[Begin]

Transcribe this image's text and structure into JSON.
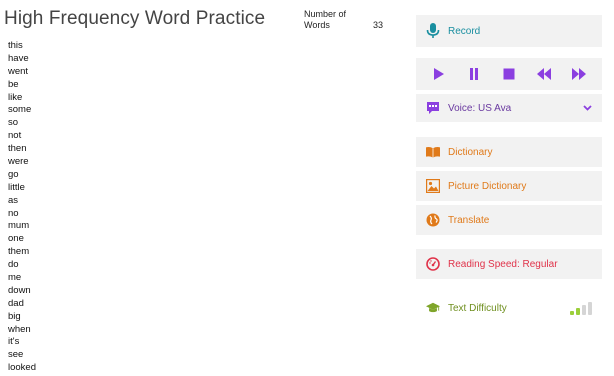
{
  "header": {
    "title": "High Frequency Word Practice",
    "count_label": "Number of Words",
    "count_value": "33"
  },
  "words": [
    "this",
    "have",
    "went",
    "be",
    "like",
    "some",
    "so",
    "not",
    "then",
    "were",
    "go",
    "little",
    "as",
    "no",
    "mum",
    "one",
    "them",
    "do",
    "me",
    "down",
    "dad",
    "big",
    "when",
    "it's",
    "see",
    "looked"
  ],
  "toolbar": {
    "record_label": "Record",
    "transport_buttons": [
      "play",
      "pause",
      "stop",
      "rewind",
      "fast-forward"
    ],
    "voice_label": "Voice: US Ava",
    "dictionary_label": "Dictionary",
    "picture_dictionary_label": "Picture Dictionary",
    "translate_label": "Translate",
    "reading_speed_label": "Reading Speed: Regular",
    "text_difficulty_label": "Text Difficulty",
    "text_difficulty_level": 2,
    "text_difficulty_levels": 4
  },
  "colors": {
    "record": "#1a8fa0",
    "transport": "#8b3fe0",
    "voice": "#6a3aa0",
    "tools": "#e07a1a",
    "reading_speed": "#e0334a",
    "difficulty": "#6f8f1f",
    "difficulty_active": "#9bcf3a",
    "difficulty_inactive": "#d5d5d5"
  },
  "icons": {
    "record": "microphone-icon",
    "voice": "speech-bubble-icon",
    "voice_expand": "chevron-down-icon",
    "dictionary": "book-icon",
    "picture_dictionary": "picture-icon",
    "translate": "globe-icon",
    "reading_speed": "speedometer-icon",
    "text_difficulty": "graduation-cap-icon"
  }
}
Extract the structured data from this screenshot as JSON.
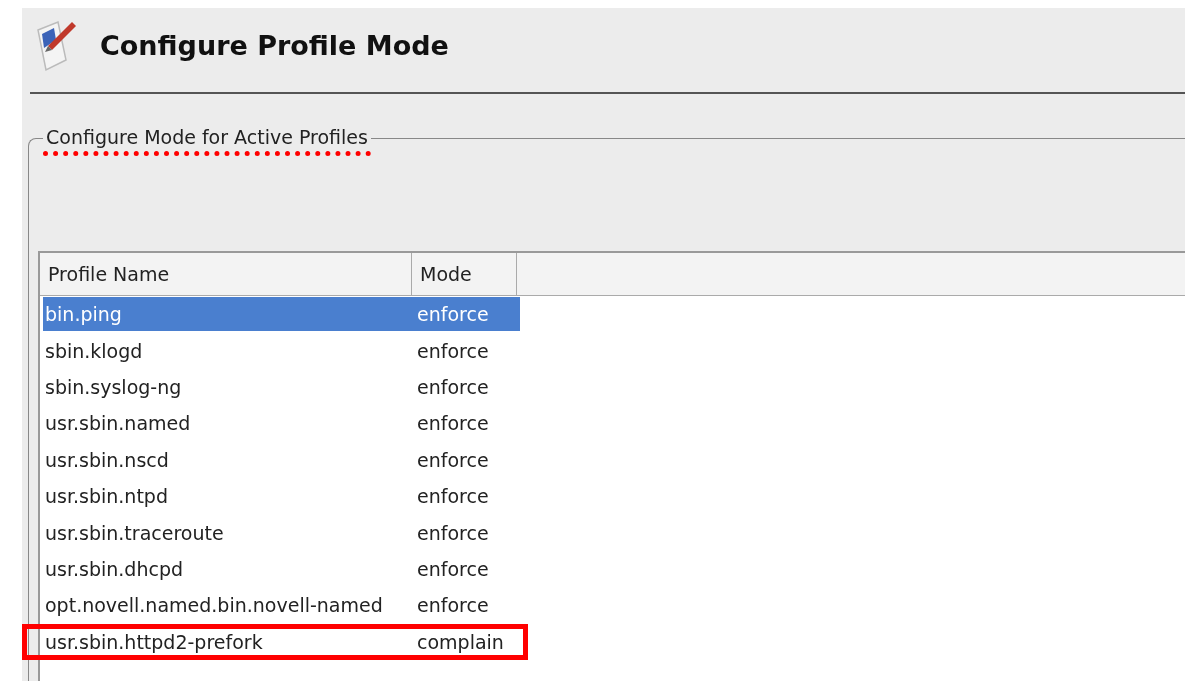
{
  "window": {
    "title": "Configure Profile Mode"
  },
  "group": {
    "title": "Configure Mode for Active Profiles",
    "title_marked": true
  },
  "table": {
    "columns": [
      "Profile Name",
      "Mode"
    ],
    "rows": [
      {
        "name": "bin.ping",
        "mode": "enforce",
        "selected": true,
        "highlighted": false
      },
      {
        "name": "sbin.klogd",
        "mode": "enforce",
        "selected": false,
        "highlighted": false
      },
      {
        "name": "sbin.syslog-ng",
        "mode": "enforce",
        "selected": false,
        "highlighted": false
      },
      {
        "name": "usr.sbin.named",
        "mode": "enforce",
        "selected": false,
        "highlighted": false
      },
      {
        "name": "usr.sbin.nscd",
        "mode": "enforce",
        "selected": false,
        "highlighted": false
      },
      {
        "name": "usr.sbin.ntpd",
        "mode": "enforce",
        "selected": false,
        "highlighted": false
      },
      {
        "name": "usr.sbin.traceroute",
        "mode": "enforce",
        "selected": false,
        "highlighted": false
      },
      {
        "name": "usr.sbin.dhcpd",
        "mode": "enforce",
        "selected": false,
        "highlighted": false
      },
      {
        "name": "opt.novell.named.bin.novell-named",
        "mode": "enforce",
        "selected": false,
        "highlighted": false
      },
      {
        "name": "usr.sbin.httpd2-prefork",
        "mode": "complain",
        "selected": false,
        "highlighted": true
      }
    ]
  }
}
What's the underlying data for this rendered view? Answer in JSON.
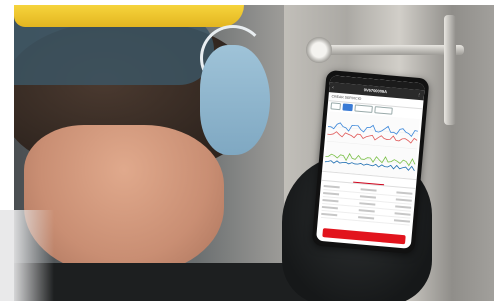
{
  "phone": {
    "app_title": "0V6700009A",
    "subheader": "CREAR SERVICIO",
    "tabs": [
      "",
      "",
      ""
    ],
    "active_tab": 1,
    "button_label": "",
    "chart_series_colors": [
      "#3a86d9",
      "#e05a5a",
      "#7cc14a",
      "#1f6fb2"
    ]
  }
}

[End]

> Brief: Transcribe every record above exactly as written, leaving out any pictures.

> Solved problem:
Transcribe this image's text and structure into JSON.
{
  "header": {
    "title": "High Frequency Word Practice",
    "count_label": "Number of Words",
    "count_value": "33"
  },
  "words": [
    "this",
    "have",
    "went",
    "be",
    "like",
    "some",
    "so",
    "not",
    "then",
    "were",
    "go",
    "little",
    "as",
    "no",
    "mum",
    "one",
    "them",
    "do",
    "me",
    "down",
    "dad",
    "big",
    "when",
    "it's",
    "see",
    "looked"
  ],
  "toolbar": {
    "record_label": "Record",
    "transport_buttons": [
      "play",
      "pause",
      "stop",
      "rewind",
      "fast-forward"
    ],
    "voice_label": "Voice: US Ava",
    "dictionary_label": "Dictionary",
    "picture_dictionary_label": "Picture Dictionary",
    "translate_label": "Translate",
    "reading_speed_label": "Reading Speed: Regular",
    "text_difficulty_label": "Text Difficulty",
    "text_difficulty_level": 2,
    "text_difficulty_levels": 4
  },
  "colors": {
    "record": "#1a8fa0",
    "transport": "#8b3fe0",
    "voice": "#6a3aa0",
    "tools": "#e07a1a",
    "reading_speed": "#e0334a",
    "difficulty": "#6f8f1f",
    "difficulty_active": "#9bcf3a",
    "difficulty_inactive": "#d5d5d5"
  },
  "icons": {
    "record": "microphone-icon",
    "voice": "speech-bubble-icon",
    "voice_expand": "chevron-down-icon",
    "dictionary": "book-icon",
    "picture_dictionary": "picture-icon",
    "translate": "globe-icon",
    "reading_speed": "speedometer-icon",
    "text_difficulty": "graduation-cap-icon"
  }
}
Extract the structured data from this screenshot as JSON.
{
  "window": {
    "title": "Configure Profile Mode"
  },
  "group": {
    "title": "Configure Mode for Active Profiles",
    "title_marked": true
  },
  "table": {
    "columns": [
      "Profile Name",
      "Mode"
    ],
    "rows": [
      {
        "name": "bin.ping",
        "mode": "enforce",
        "selected": true,
        "highlighted": false
      },
      {
        "name": "sbin.klogd",
        "mode": "enforce",
        "selected": false,
        "highlighted": false
      },
      {
        "name": "sbin.syslog-ng",
        "mode": "enforce",
        "selected": false,
        "highlighted": false
      },
      {
        "name": "usr.sbin.named",
        "mode": "enforce",
        "selected": false,
        "highlighted": false
      },
      {
        "name": "usr.sbin.nscd",
        "mode": "enforce",
        "selected": false,
        "highlighted": false
      },
      {
        "name": "usr.sbin.ntpd",
        "mode": "enforce",
        "selected": false,
        "highlighted": false
      },
      {
        "name": "usr.sbin.traceroute",
        "mode": "enforce",
        "selected": false,
        "highlighted": false
      },
      {
        "name": "usr.sbin.dhcpd",
        "mode": "enforce",
        "selected": false,
        "highlighted": false
      },
      {
        "name": "opt.novell.named.bin.novell-named",
        "mode": "enforce",
        "selected": false,
        "highlighted": false
      },
      {
        "name": "usr.sbin.httpd2-prefork",
        "mode": "complain",
        "selected": false,
        "highlighted": true
      }
    ]
  }
}
What's the underlying data for this rendered view? Answer in JSON.
{
  "phone": {
    "app_title": "0V6700009A",
    "subheader": "CREAR SERVICIO",
    "tabs": [
      "",
      "",
      ""
    ],
    "active_tab": 1,
    "button_label": "",
    "chart_series_colors": [
      "#3a86d9",
      "#e05a5a",
      "#7cc14a",
      "#1f6fb2"
    ]
  }
}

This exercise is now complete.